Collected data:
========================================================================

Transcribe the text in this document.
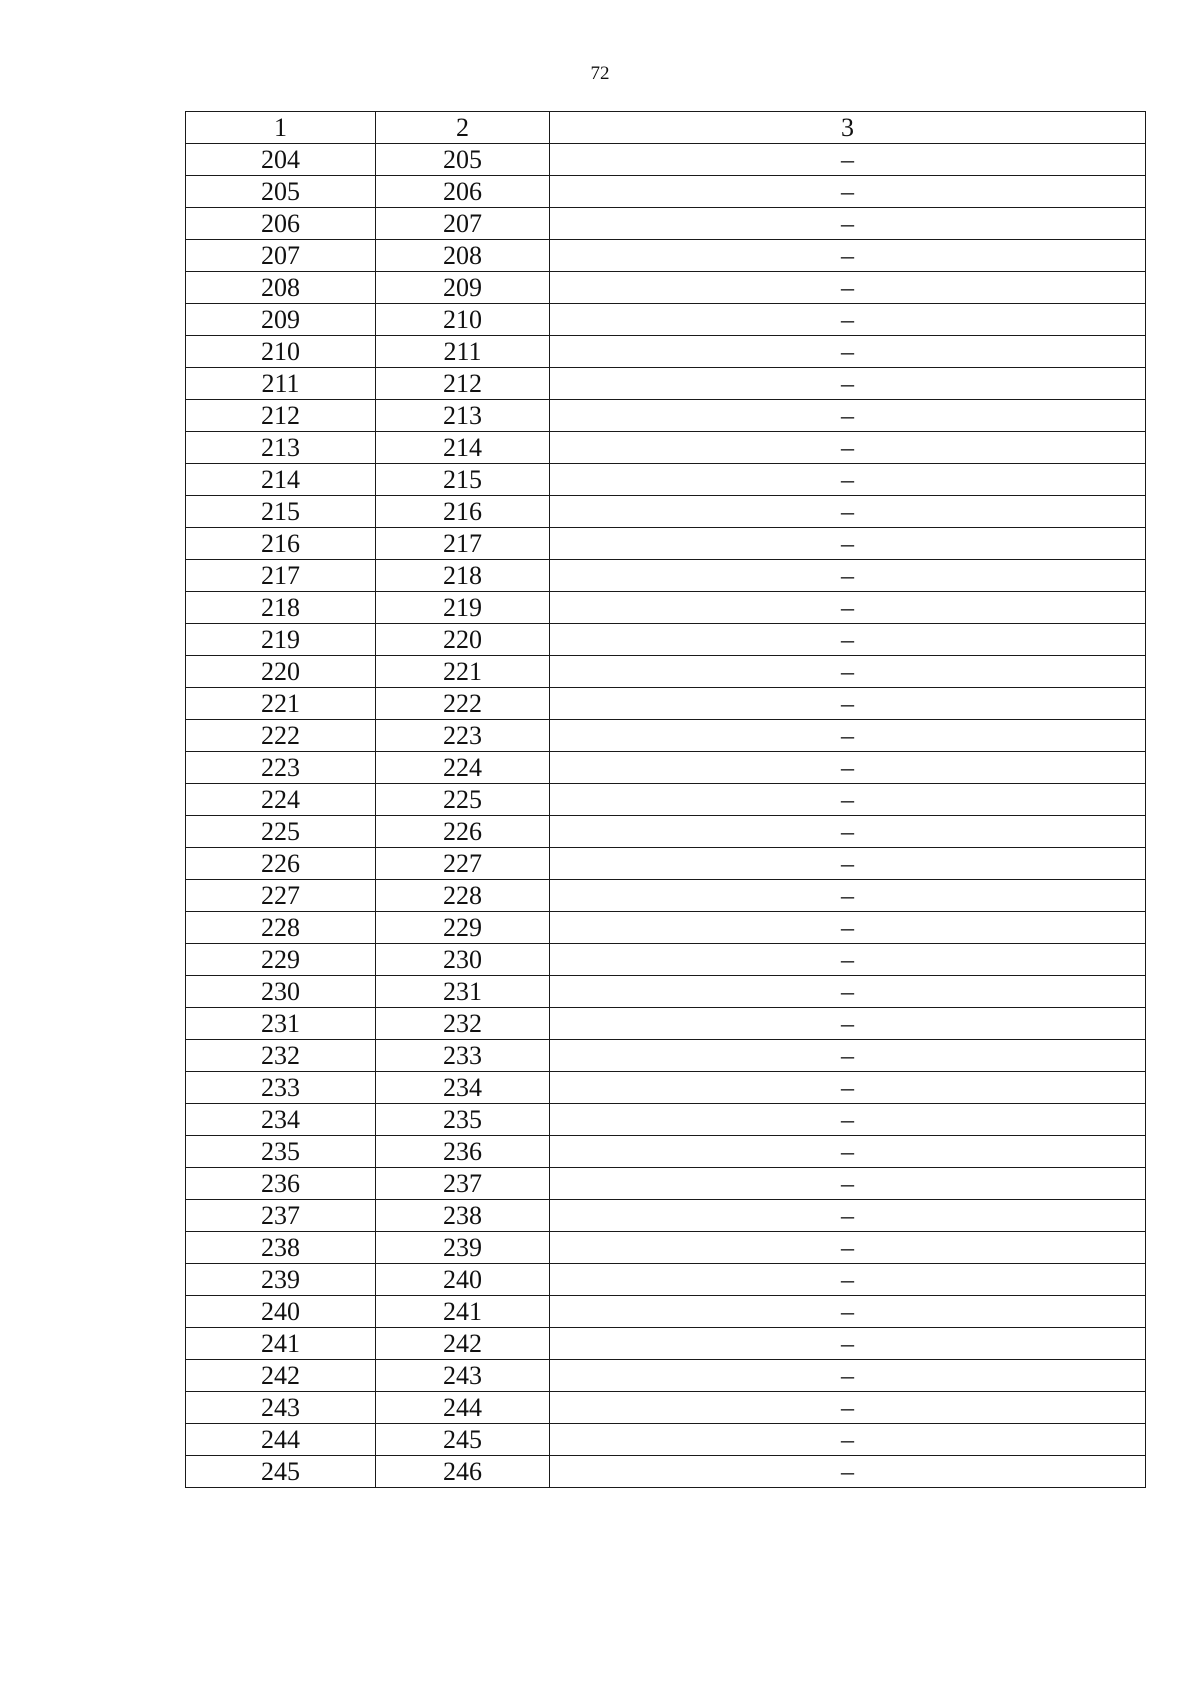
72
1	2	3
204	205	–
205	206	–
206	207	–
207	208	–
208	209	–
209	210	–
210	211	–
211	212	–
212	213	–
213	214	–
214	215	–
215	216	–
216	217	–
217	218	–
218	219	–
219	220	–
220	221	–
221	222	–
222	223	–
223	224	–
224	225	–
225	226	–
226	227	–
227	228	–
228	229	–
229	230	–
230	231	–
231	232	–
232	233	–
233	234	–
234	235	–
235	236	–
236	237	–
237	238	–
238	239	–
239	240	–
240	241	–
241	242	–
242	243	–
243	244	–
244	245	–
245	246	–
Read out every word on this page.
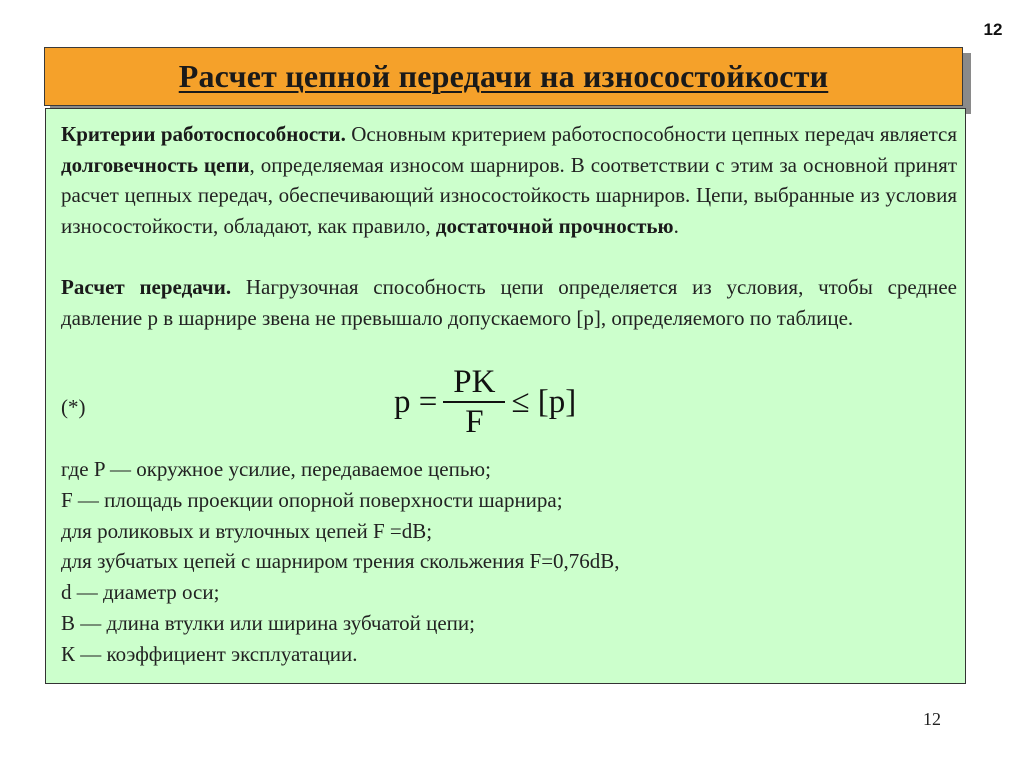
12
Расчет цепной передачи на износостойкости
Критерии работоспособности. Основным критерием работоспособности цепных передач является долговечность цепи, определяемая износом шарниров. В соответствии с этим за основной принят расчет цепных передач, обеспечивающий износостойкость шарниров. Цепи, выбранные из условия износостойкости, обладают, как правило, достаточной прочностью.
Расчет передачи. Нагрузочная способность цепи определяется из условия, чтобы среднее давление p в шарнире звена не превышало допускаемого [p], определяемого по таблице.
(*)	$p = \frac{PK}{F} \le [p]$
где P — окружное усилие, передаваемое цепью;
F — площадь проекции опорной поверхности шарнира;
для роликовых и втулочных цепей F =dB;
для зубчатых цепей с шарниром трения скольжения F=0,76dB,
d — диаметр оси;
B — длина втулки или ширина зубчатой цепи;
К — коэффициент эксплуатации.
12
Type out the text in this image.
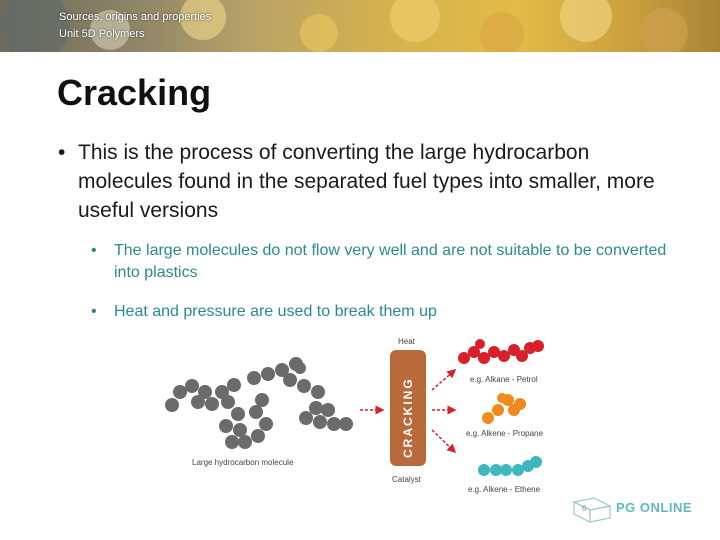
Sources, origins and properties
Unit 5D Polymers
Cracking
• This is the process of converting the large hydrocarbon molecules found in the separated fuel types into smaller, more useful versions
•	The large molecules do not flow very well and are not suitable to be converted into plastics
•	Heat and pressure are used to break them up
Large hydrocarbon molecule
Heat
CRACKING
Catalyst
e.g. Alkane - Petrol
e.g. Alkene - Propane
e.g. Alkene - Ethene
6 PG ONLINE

========================================================================

Brief - Print the complete listing exactly as it stands, without its pictures.

Written answer -
Transcribe the text in this document.
72
1	2	3
204	205	–
205	206	–
206	207	–
207	208	–
208	209	–
209	210	–
210	211	–
211	212	–
212	213	–
213	214	–
214	215	–
215	216	–
216	217	–
217	218	–
218	219	–
219	220	–
220	221	–
221	222	–
222	223	–
223	224	–
224	225	–
225	226	–
226	227	–
227	228	–
228	229	–
229	230	–
230	231	–
231	232	–
232	233	–
233	234	–
234	235	–
235	236	–
236	237	–
237	238	–
238	239	–
239	240	–
240	241	–
241	242	–
242	243	–
243	244	–
244	245	–
245	246	–
Read out every word on this page.
12
Расчет цепной передачи на износостойкости
Критерии работоспособности. Основным критерием работоспособности цепных передач является долговечность цепи, определяемая износом шарниров. В соответствии с этим за основной принят расчет цепных передач, обеспечивающий износостойкость шарниров. Цепи, выбранные из условия износостойкости, обладают, как правило, достаточной прочностью.
Расчет передачи. Нагрузочная способность цепи определяется из условия, чтобы среднее давление p в шарнире звена не превышало допускаемого [p], определяемого по таблице.
(*)	$p = \frac{PK}{F} \le [p]$
где P — окружное усилие, передаваемое цепью;
F — площадь проекции опорной поверхности шарнира;
для роликовых и втулочных цепей F =dB;
для зубчатых цепей с шарниром трения скольжения F=0,76dB,
d — диаметр оси;
B — длина втулки или ширина зубчатой цепи;
К — коэффициент эксплуатации.
12
Type out the text in this image.
Sources, origins and properties
Unit 5D Polymers
Cracking
• This is the process of converting the large hydrocarbon molecules found in the separated fuel types into smaller, more useful versions
•	The large molecules do not flow very well and are not suitable to be converted into plastics
•	Heat and pressure are used to break them up
Large hydrocarbon molecule
Heat
CRACKING
Catalyst
e.g. Alkane - Petrol
e.g. Alkene - Propane
e.g. Alkene - Ethene
6 PG ONLINE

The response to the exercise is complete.